→ EXERCISE DETAILS
Each line containing the word "lights" must be collected.
═══ MATERIAL FOR THIS TASK ═══
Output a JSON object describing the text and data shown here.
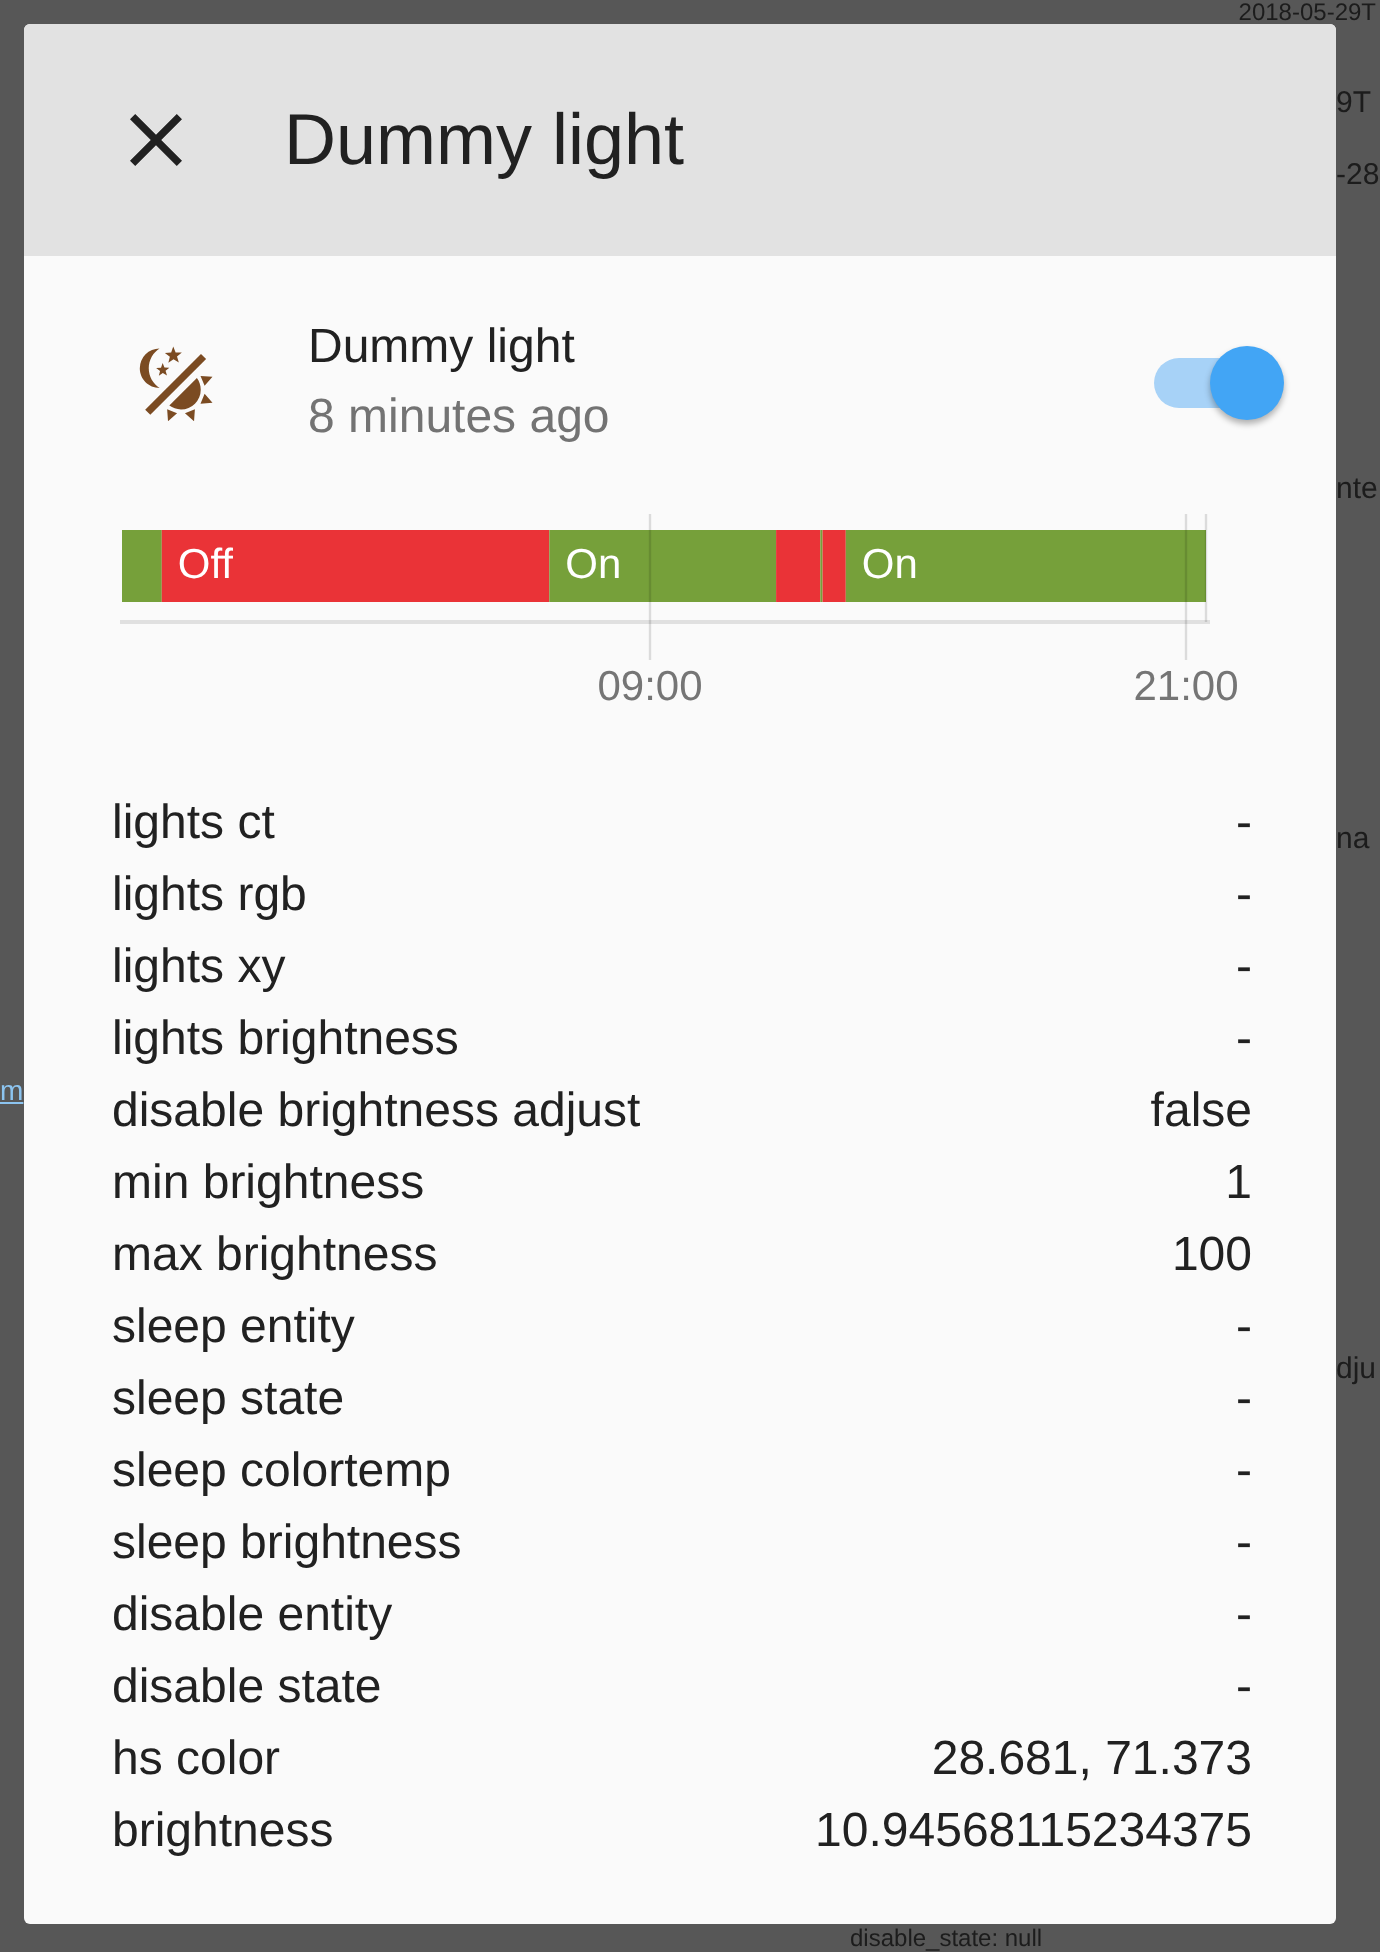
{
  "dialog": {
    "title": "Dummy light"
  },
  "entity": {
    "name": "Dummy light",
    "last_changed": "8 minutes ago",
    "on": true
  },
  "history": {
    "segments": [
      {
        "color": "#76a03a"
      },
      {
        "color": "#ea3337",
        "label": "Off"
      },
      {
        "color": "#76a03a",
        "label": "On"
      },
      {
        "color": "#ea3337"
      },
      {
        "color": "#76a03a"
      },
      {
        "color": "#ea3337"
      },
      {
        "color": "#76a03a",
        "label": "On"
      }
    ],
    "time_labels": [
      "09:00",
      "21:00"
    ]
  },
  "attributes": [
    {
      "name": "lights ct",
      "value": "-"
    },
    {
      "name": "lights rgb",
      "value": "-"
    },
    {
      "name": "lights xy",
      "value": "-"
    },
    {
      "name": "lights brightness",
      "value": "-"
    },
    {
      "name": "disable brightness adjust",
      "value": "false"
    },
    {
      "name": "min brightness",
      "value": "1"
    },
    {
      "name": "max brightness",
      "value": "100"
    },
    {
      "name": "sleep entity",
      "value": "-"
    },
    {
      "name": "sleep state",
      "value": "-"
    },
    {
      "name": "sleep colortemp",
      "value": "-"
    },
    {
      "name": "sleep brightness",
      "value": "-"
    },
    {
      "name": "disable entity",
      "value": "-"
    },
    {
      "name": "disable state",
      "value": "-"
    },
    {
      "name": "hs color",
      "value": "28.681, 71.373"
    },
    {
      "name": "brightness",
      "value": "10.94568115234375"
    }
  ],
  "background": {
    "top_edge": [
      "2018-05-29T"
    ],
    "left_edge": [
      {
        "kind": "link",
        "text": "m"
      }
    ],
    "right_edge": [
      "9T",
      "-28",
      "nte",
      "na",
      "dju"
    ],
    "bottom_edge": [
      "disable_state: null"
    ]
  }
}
═══
→ EXERCISE RESPONSE
      "name": "lights ct",
      "name": "lights rgb",
      "name": "lights xy",
      "name": "lights brightness",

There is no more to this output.